• **DIRECTIONS**
Work out how many lines in the data hold the word "YOUTH", and reply with that number only.
____
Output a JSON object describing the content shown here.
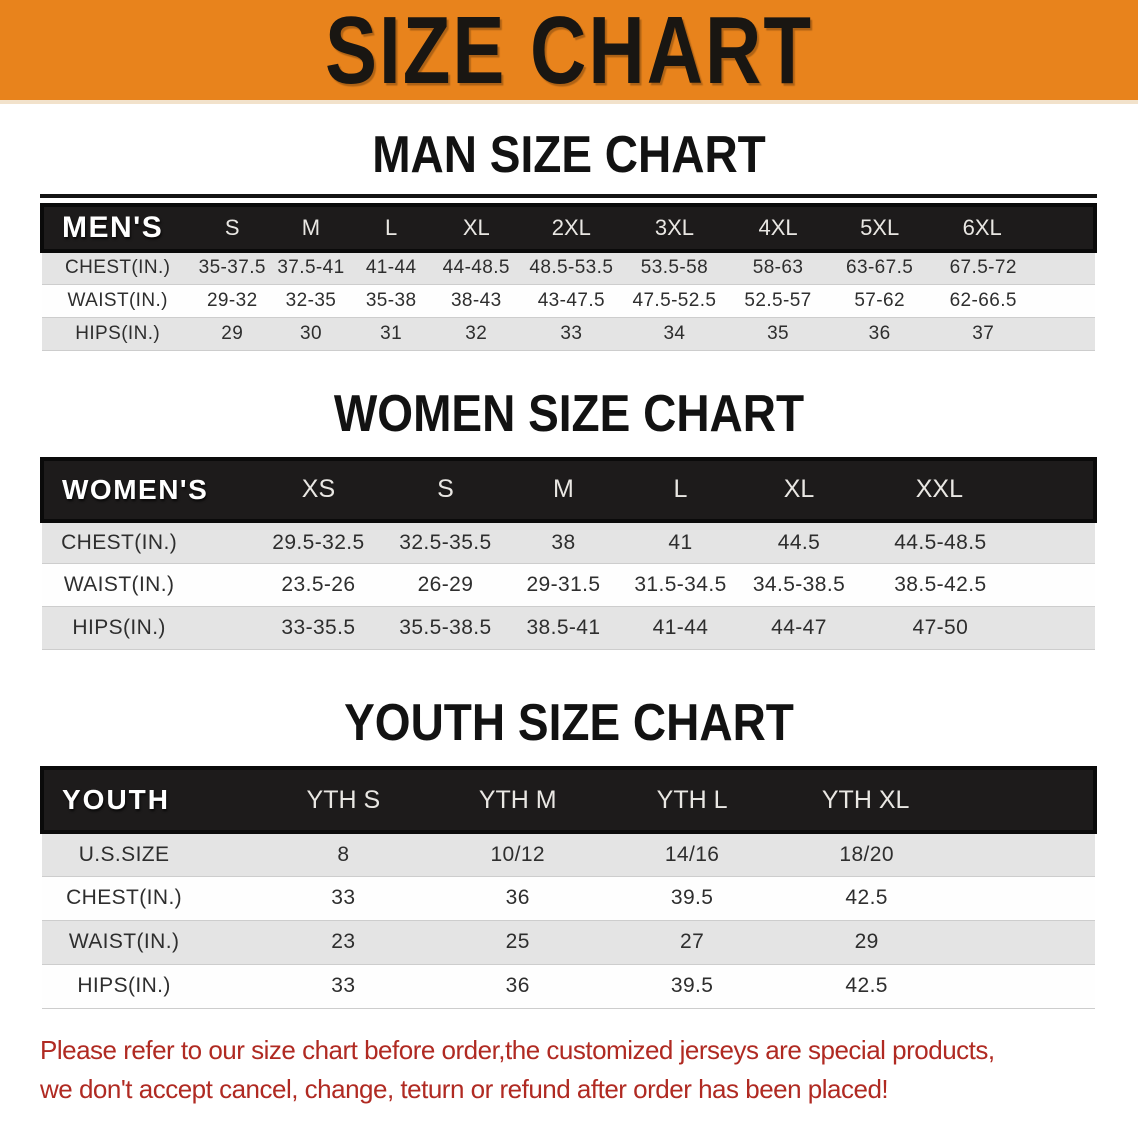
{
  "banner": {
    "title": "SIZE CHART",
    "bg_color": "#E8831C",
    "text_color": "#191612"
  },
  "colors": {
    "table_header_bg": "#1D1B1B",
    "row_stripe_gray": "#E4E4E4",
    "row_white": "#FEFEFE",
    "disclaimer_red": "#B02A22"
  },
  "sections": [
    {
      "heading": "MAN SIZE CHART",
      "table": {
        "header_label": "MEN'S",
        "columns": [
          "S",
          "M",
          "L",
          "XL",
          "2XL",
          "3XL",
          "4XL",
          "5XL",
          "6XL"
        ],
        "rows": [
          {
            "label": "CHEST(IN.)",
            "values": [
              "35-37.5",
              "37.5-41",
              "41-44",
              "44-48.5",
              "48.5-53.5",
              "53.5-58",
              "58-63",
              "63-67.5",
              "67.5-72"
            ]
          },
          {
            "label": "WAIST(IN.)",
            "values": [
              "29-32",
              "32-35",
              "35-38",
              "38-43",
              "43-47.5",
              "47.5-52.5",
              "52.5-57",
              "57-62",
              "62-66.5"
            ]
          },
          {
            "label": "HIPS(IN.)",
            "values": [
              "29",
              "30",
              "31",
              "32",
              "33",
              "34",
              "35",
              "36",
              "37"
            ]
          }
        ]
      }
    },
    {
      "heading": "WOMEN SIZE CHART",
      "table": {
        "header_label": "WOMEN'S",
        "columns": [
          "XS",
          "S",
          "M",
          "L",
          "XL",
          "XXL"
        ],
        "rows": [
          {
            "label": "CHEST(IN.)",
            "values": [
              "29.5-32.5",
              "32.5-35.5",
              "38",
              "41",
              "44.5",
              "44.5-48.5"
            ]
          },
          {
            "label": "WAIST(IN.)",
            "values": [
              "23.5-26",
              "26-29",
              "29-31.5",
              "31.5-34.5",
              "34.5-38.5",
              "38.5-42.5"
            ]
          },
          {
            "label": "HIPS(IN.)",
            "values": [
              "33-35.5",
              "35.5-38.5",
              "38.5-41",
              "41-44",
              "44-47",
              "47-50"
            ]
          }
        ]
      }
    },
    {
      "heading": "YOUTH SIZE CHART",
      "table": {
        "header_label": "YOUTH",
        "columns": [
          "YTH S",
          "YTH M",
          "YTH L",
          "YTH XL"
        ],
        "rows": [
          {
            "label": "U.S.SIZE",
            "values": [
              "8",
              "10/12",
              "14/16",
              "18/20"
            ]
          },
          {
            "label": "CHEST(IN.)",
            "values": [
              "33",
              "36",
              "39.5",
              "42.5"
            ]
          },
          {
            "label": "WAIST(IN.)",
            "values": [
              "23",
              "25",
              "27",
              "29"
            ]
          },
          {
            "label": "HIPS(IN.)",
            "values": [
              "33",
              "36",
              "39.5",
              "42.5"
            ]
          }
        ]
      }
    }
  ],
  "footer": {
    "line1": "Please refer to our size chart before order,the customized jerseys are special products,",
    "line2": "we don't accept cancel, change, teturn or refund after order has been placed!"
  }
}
____
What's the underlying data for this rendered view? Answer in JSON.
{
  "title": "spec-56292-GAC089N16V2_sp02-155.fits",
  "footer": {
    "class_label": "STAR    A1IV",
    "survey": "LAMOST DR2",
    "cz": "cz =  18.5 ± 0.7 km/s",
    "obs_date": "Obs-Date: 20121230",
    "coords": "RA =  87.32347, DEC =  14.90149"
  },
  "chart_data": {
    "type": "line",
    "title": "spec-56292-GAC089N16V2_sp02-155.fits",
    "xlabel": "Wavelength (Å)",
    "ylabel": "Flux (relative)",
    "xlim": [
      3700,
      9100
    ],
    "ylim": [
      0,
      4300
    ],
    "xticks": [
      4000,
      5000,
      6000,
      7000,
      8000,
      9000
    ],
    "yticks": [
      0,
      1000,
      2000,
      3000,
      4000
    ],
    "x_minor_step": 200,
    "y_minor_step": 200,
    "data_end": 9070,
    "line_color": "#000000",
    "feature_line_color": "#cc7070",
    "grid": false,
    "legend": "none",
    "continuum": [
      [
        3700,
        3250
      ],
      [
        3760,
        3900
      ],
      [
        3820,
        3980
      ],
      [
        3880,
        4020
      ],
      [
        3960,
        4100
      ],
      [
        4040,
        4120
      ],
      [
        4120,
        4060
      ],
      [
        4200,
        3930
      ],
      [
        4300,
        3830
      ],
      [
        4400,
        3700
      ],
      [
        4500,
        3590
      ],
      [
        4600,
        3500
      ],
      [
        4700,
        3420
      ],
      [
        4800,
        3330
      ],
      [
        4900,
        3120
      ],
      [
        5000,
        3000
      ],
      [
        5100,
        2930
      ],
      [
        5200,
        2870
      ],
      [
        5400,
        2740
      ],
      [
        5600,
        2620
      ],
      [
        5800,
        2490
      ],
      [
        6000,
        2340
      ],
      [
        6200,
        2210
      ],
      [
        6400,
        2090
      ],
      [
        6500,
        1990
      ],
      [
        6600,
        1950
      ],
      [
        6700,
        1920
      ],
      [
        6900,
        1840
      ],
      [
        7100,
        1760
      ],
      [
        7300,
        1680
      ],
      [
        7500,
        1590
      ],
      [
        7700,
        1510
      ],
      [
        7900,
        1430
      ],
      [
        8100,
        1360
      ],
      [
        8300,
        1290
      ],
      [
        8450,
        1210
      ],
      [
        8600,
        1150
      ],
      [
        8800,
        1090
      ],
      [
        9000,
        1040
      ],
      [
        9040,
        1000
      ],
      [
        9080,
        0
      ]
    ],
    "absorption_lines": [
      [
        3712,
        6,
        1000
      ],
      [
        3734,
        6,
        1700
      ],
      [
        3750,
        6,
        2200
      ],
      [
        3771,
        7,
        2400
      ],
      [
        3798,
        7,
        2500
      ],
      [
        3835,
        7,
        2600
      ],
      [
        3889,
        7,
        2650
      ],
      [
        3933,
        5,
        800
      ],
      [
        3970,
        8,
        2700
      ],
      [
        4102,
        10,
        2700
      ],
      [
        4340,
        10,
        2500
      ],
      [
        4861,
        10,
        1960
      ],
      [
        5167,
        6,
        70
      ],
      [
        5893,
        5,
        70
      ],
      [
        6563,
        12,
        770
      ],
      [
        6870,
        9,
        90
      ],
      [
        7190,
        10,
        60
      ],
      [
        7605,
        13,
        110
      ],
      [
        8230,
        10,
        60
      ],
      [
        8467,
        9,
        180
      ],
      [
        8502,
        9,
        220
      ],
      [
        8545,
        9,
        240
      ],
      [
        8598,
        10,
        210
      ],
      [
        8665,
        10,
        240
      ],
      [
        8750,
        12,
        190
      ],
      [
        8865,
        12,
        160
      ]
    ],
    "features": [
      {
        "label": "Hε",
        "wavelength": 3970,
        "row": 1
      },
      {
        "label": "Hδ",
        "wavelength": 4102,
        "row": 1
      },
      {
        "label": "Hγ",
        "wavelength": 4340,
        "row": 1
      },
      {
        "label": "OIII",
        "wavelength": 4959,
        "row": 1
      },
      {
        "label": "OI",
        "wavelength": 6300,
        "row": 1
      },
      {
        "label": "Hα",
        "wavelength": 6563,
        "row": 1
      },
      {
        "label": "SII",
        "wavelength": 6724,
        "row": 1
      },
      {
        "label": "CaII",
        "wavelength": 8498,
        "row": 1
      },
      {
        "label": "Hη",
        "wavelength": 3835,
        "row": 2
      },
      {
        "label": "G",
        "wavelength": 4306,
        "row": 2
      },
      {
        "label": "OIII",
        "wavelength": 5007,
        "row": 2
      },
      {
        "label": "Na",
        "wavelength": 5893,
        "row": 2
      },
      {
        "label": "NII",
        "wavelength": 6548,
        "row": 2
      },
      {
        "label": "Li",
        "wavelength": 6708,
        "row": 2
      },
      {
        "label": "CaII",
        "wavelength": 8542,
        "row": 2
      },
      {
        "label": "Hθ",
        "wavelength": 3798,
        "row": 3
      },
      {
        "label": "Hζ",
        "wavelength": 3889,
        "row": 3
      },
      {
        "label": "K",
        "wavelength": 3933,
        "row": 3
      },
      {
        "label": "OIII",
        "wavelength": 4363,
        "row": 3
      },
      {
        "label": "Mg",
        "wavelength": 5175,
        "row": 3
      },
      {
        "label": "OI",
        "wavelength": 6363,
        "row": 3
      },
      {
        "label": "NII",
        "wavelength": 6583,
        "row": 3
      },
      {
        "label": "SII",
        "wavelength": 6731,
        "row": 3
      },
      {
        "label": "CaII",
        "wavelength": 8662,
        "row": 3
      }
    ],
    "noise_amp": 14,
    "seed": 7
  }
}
____
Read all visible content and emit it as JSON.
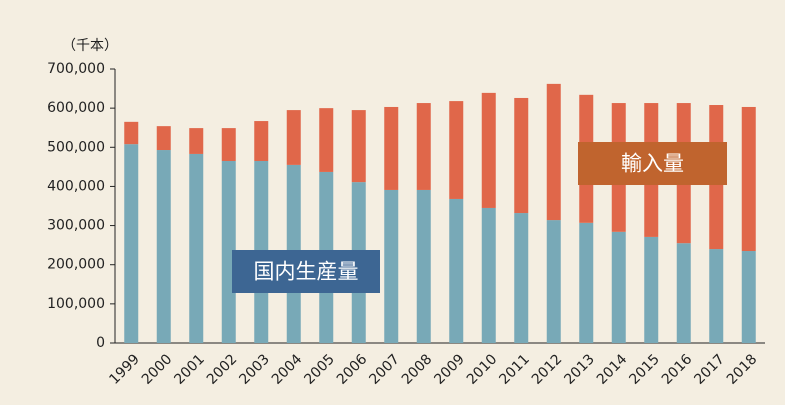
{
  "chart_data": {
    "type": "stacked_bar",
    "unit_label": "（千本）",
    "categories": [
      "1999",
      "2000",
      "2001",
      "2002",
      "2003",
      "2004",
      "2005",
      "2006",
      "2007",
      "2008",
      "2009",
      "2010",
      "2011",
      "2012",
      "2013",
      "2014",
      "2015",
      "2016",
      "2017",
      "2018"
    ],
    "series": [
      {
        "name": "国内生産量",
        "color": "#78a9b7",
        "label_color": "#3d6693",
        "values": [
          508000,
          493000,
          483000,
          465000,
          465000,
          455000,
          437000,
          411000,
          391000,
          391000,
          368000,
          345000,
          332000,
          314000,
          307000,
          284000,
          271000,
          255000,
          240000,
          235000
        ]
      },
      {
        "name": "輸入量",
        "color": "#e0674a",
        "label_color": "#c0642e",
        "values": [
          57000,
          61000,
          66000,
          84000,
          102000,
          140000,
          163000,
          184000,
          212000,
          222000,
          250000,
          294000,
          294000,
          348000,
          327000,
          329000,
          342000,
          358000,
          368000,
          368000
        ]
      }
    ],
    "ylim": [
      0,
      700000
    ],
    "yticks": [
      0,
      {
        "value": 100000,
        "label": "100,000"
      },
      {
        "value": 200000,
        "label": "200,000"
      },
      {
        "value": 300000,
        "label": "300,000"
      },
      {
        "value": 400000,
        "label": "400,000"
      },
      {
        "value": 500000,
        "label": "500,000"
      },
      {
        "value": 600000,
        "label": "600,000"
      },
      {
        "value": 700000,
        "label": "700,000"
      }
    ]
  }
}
____
• **ANSWER TO THE EXERCISE**
2